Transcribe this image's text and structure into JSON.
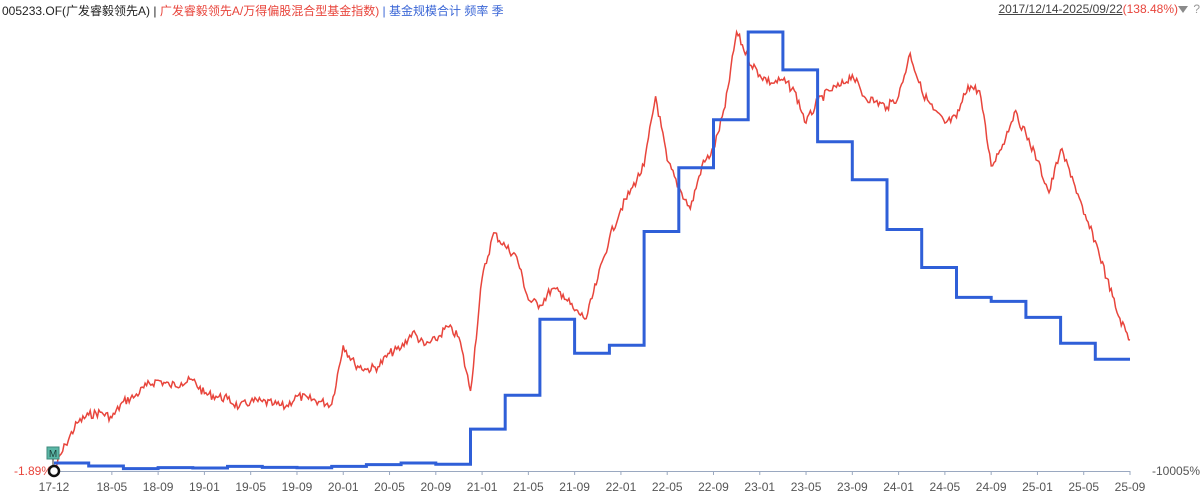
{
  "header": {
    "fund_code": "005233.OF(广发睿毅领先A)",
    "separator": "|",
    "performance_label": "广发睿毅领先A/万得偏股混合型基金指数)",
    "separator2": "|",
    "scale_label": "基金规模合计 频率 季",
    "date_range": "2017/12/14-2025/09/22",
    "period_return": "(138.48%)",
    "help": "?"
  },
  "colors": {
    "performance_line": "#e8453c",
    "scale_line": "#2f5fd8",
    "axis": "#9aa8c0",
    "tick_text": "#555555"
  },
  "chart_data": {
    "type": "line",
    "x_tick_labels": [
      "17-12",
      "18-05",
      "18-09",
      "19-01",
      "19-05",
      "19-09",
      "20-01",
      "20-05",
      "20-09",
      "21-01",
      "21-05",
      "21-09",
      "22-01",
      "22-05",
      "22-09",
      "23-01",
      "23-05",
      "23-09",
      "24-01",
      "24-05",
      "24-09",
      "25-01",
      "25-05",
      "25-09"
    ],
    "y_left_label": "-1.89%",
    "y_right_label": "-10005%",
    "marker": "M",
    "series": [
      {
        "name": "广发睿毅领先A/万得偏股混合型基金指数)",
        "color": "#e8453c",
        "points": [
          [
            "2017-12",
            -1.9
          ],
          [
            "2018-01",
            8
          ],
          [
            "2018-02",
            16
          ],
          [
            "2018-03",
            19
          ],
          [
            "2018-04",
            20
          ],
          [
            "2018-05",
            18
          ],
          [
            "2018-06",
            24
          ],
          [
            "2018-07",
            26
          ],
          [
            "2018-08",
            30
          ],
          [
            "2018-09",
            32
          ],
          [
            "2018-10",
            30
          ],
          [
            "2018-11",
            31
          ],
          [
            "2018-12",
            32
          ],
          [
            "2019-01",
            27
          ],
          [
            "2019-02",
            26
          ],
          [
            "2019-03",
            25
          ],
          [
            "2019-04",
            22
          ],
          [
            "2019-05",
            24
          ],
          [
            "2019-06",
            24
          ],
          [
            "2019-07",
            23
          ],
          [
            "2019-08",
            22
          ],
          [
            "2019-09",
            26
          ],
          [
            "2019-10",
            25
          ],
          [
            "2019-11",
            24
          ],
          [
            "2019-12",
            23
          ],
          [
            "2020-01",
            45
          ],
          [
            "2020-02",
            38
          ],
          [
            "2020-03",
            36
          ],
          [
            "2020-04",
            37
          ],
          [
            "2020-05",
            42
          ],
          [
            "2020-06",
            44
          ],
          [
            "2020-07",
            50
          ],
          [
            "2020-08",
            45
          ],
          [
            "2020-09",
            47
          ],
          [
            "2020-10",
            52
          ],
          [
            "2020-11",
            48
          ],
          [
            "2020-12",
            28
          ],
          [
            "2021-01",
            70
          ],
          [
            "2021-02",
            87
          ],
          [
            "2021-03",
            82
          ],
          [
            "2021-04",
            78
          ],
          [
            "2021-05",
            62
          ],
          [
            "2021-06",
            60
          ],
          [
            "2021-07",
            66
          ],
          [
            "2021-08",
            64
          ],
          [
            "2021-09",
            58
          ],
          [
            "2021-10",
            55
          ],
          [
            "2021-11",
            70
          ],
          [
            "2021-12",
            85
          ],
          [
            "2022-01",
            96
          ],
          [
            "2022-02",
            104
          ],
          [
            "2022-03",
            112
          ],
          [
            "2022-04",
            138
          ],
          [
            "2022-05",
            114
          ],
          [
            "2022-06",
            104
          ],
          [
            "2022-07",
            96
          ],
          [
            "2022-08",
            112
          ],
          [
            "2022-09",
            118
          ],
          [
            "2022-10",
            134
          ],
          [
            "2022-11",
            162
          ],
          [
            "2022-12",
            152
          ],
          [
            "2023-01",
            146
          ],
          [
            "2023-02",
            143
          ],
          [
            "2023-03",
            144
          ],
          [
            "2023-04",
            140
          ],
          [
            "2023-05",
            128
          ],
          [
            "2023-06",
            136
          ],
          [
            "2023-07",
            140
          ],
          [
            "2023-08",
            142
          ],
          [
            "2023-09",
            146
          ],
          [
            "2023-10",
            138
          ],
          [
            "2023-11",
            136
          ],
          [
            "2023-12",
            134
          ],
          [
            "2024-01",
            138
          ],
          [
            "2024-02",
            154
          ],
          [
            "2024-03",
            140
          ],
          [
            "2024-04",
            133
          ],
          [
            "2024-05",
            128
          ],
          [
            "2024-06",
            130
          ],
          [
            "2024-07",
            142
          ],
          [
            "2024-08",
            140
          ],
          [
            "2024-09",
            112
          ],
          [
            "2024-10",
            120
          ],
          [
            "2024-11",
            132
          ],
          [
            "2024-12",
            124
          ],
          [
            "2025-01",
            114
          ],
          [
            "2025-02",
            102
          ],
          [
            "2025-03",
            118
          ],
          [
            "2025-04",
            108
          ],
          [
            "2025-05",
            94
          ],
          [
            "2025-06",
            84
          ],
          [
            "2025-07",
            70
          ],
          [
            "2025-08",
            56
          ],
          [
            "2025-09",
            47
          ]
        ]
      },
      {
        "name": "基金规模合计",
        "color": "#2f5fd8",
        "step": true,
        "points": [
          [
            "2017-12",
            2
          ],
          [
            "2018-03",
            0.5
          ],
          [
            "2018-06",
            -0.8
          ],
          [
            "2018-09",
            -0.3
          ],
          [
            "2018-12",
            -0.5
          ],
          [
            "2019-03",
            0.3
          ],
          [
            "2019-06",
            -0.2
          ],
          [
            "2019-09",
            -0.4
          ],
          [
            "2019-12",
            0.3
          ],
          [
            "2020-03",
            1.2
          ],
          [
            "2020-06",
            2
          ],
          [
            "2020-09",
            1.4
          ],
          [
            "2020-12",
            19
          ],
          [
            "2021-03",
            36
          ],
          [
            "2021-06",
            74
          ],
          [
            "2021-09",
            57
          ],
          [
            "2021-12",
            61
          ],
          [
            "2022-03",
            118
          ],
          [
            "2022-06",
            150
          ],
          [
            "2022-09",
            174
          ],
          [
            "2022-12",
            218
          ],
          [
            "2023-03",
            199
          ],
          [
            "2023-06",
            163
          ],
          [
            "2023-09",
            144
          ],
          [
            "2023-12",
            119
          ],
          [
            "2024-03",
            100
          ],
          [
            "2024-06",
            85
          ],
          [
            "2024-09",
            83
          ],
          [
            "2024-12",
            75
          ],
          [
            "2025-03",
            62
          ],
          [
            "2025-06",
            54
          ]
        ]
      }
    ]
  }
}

+--

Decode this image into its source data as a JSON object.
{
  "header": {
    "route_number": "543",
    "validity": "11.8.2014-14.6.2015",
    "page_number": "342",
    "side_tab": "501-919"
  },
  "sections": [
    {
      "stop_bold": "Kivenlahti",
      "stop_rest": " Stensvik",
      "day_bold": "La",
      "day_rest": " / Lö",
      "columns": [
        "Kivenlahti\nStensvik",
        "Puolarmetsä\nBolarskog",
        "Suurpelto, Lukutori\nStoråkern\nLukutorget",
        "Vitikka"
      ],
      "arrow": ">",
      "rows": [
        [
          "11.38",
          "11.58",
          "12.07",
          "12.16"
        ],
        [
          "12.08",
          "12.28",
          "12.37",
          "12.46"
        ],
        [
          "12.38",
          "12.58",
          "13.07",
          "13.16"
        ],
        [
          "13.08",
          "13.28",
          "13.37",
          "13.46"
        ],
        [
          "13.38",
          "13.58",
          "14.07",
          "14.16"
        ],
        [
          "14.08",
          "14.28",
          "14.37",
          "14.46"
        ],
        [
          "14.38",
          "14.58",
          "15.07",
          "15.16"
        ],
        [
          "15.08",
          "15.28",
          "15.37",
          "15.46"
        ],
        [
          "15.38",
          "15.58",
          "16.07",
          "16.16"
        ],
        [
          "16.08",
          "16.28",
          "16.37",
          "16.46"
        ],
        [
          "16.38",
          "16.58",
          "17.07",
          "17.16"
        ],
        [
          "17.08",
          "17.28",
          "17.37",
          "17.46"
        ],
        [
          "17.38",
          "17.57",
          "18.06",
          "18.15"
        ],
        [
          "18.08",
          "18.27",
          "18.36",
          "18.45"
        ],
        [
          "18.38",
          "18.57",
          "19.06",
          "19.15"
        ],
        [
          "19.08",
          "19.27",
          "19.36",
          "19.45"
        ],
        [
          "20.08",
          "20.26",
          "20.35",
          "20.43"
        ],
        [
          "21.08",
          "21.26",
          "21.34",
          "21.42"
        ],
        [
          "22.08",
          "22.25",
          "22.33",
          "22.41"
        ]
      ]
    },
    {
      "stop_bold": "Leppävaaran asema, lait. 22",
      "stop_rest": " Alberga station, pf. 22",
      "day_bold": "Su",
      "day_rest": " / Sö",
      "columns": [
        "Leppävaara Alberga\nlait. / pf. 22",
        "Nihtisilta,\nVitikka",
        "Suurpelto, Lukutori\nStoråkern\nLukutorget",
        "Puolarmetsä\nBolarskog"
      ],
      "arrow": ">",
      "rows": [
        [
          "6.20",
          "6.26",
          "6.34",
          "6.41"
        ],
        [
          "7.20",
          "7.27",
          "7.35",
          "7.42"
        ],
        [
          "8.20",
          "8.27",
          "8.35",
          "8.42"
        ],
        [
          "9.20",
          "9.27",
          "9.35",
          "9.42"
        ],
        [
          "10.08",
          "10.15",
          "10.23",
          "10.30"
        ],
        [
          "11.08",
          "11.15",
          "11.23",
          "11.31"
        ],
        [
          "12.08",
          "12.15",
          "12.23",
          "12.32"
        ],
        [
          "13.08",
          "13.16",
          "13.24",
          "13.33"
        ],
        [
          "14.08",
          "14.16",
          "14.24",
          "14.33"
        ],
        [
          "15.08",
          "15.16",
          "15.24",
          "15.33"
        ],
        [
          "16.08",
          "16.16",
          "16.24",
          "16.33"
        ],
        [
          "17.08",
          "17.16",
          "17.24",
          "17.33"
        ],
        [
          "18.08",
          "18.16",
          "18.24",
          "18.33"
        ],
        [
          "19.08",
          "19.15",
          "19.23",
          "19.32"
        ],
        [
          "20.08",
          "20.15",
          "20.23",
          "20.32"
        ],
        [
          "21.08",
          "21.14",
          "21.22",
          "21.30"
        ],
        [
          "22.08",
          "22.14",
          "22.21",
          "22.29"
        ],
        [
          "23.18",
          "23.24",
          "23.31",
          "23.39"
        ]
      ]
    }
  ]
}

+--

OBJECTIVE
Each line in the data that holds the string "Kivenlahti" should be found and copied.

FINISHED TASK
      "stop_bold": "Kivenlahti",
        "Kivenlahti\nStensvik",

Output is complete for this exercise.